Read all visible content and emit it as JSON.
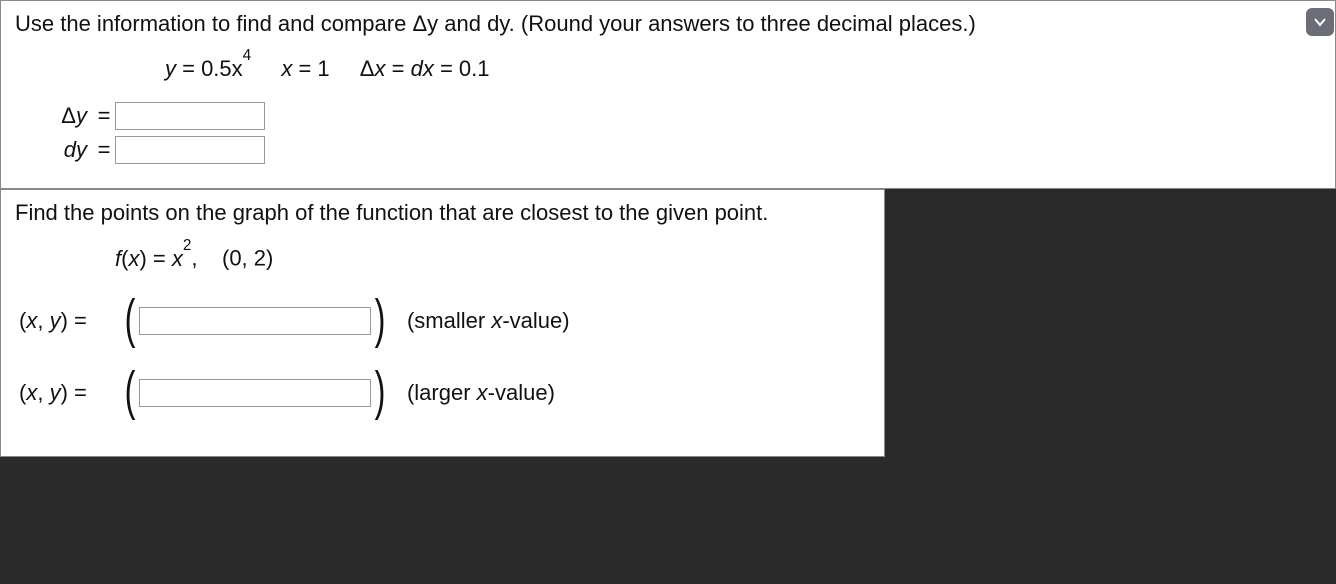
{
  "problem1": {
    "instructions": "Use the information to find and compare Δy and dy. (Round your answers to three decimal places.)",
    "eq_y_prefix": "y",
    "eq_y_value": " = 0.5x",
    "eq_y_exp": "4",
    "eq_x": "x = 1",
    "eq_dx": "Δx = dx = 0.1",
    "label_dy_cap": "Δy",
    "label_dy": "dy",
    "equals": "="
  },
  "problem2": {
    "instructions": "Find the points on the graph of the function that are closest to the given point.",
    "func_prefix": "f(x) = x",
    "func_exp": "2",
    "func_sep": ",",
    "point": "(0, 2)",
    "xy_label_open": "(",
    "xy_label_x": "x",
    "xy_label_sep": ", ",
    "xy_label_y": "y",
    "xy_label_close": ")",
    "equals": " = ",
    "paren_open": "(",
    "paren_close": ")",
    "hint_smaller": "(smaller x-value)",
    "hint_larger": "(larger x-value)"
  }
}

* * *

- _What you are asked to do_: Look for the word "point" in every line of the listing and copy the lines that have it.

- _Worked solution_:
    "instructions": "Find the points on the graph of the function that are closest to the given point.",
    "point": "(0, 2)",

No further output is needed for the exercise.